=== Data records ===
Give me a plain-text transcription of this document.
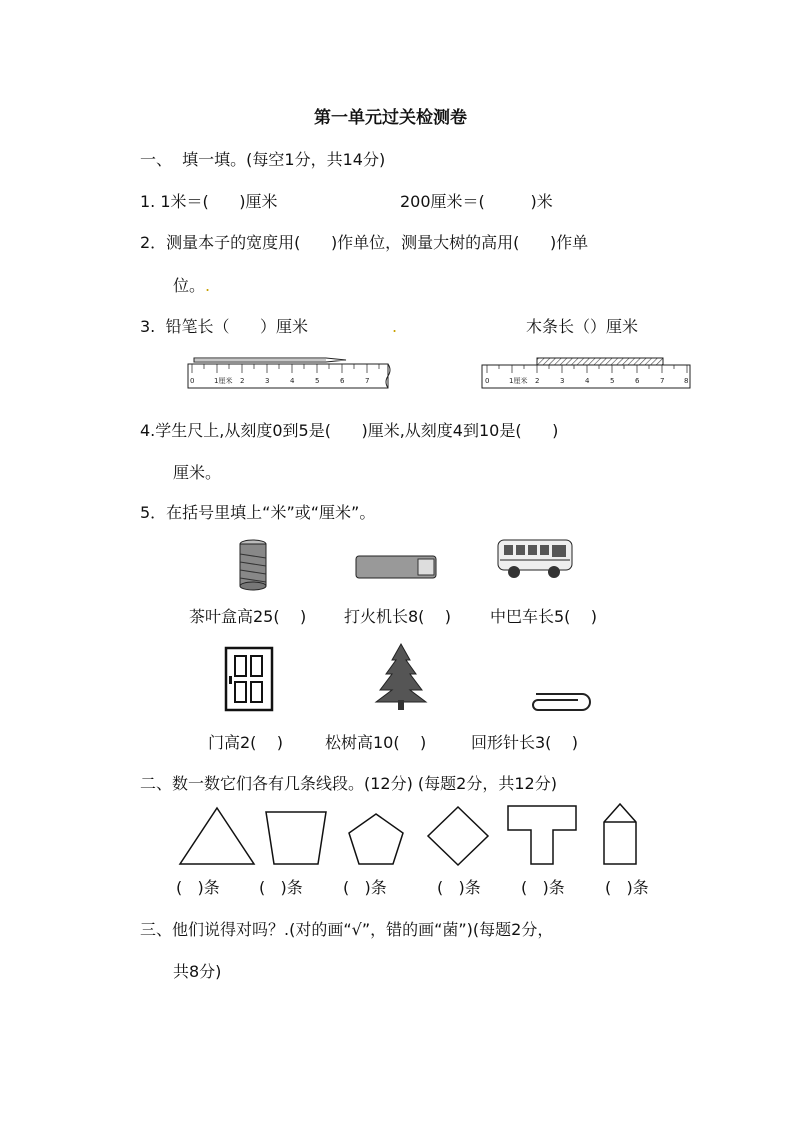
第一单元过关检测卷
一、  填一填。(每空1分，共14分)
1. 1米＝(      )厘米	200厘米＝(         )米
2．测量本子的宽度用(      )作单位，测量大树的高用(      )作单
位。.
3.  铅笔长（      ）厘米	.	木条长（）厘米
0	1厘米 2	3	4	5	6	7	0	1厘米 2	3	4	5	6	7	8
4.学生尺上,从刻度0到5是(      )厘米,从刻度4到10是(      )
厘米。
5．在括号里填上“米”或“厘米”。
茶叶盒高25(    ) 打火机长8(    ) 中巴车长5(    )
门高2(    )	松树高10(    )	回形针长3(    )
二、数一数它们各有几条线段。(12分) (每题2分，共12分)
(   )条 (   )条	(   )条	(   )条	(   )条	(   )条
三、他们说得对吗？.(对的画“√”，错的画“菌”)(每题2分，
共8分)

==

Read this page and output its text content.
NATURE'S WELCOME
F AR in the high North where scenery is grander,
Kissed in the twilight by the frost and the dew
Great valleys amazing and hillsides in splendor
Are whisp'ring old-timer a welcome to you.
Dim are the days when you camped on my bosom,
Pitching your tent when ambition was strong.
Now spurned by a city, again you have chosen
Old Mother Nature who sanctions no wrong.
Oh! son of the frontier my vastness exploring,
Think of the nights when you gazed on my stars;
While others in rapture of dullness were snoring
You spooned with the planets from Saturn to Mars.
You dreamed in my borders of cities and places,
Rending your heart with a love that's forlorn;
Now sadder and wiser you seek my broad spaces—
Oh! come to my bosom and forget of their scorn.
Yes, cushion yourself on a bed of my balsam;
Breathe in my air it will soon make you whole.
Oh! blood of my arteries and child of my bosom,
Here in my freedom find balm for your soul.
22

=== Given exercise ===
Using the listing above, pull out all lines that hold the word "this".

=== Full response ===
Give me a plain-text transcription of this document.
Read this page and output its text content.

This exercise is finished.